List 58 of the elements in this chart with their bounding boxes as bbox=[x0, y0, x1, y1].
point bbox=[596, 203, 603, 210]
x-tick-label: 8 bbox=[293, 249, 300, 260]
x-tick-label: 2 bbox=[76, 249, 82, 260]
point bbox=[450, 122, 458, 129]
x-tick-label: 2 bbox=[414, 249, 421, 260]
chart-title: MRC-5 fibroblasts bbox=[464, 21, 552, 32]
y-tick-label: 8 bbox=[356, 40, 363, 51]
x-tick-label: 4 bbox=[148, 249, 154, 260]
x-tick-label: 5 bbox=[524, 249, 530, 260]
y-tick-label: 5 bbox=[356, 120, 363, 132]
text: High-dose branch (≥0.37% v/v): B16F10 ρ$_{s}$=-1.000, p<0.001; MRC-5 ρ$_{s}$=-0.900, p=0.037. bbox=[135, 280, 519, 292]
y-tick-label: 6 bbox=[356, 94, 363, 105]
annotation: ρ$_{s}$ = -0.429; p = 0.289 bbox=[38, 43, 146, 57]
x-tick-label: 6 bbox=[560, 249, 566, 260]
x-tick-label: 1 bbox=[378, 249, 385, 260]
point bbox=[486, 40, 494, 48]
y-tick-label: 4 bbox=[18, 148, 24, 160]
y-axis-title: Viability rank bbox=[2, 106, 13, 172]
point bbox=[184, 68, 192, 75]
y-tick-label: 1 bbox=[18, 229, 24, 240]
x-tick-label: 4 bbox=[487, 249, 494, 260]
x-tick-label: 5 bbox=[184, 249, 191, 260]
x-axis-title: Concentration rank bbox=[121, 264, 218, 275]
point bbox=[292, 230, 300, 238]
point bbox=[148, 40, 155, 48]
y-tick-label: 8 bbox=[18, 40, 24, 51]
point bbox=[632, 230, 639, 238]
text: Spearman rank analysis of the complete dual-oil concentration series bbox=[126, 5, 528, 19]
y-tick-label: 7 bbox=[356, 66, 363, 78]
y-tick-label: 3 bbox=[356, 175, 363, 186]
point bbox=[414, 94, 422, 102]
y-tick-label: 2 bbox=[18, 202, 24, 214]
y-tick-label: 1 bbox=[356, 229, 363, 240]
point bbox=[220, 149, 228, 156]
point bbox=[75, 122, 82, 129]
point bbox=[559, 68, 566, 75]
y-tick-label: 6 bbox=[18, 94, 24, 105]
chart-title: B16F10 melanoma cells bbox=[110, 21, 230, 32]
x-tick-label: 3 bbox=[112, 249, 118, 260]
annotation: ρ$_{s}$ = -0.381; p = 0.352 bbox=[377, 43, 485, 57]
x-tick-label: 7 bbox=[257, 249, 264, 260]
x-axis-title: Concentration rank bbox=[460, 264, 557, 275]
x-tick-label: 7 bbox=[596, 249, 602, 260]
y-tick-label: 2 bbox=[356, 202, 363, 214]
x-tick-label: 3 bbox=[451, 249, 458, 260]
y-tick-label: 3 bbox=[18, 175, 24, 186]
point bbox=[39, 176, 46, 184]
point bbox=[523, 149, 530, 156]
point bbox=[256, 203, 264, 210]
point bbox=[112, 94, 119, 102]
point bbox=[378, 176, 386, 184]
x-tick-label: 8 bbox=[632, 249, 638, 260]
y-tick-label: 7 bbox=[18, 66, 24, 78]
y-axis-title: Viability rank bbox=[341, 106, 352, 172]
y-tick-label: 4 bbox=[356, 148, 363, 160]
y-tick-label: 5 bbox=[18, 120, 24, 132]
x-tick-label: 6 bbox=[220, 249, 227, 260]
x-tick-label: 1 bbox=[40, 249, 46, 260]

::::

**PROBLEM REQUIREMENTS**. Make a word-for-word copy of the records.

**REPLY TO THE EXERCISE**.
List 58 of the elements in this chart with their bounding boxes as bbox=[x0, y0, x1, y1].
point bbox=[596, 203, 603, 210]
x-tick-label: 8 bbox=[293, 249, 300, 260]
x-tick-label: 2 bbox=[76, 249, 82, 260]
point bbox=[450, 122, 458, 129]
x-tick-label: 2 bbox=[414, 249, 421, 260]
chart-title: MRC-5 fibroblasts bbox=[464, 21, 552, 32]
y-tick-label: 8 bbox=[356, 40, 363, 51]
x-tick-label: 4 bbox=[148, 249, 154, 260]
x-tick-label: 5 bbox=[524, 249, 530, 260]
y-tick-label: 5 bbox=[356, 120, 363, 132]
text: High-dose branch (≥0.37% v/v): B16F10 ρ$_{s}$=-1.000, p<0.001; MRC-5 ρ$_{s}$=-0.900, p=0.037. bbox=[135, 280, 519, 292]
y-tick-label: 6 bbox=[356, 94, 363, 105]
annotation: ρ$_{s}$ = -0.429; p = 0.289 bbox=[38, 43, 146, 57]
x-tick-label: 6 bbox=[560, 249, 566, 260]
x-tick-label: 1 bbox=[378, 249, 385, 260]
point bbox=[486, 40, 494, 48]
y-tick-label: 4 bbox=[18, 148, 24, 160]
y-axis-title: Viability rank bbox=[2, 106, 13, 172]
point bbox=[184, 68, 192, 75]
y-tick-label: 1 bbox=[18, 229, 24, 240]
x-tick-label: 4 bbox=[487, 249, 494, 260]
x-tick-label: 5 bbox=[184, 249, 191, 260]
x-axis-title: Concentration rank bbox=[121, 264, 218, 275]
point bbox=[292, 230, 300, 238]
point bbox=[148, 40, 155, 48]
y-tick-label: 8 bbox=[18, 40, 24, 51]
point bbox=[632, 230, 639, 238]
text: Spearman rank analysis of the complete dual-oil concentration series bbox=[126, 5, 528, 19]
y-tick-label: 7 bbox=[356, 66, 363, 78]
y-tick-label: 3 bbox=[356, 175, 363, 186]
point bbox=[414, 94, 422, 102]
y-tick-label: 2 bbox=[18, 202, 24, 214]
y-tick-label: 1 bbox=[356, 229, 363, 240]
point bbox=[220, 149, 228, 156]
point bbox=[75, 122, 82, 129]
point bbox=[559, 68, 566, 75]
y-tick-label: 6 bbox=[18, 94, 24, 105]
chart-title: B16F10 melanoma cells bbox=[110, 21, 230, 32]
x-tick-label: 3 bbox=[112, 249, 118, 260]
annotation: ρ$_{s}$ = -0.381; p = 0.352 bbox=[377, 43, 485, 57]
x-tick-label: 7 bbox=[257, 249, 264, 260]
x-axis-title: Concentration rank bbox=[460, 264, 557, 275]
x-tick-label: 7 bbox=[596, 249, 602, 260]
y-tick-label: 2 bbox=[356, 202, 363, 214]
x-tick-label: 3 bbox=[451, 249, 458, 260]
y-tick-label: 3 bbox=[18, 175, 24, 186]
point bbox=[39, 176, 46, 184]
point bbox=[523, 149, 530, 156]
point bbox=[256, 203, 264, 210]
point bbox=[112, 94, 119, 102]
point bbox=[378, 176, 386, 184]
x-tick-label: 8 bbox=[632, 249, 638, 260]
y-tick-label: 7 bbox=[18, 66, 24, 78]
y-axis-title: Viability rank bbox=[341, 106, 352, 172]
y-tick-label: 4 bbox=[356, 148, 363, 160]
y-tick-label: 5 bbox=[18, 120, 24, 132]
x-tick-label: 6 bbox=[220, 249, 227, 260]
x-tick-label: 1 bbox=[40, 249, 46, 260]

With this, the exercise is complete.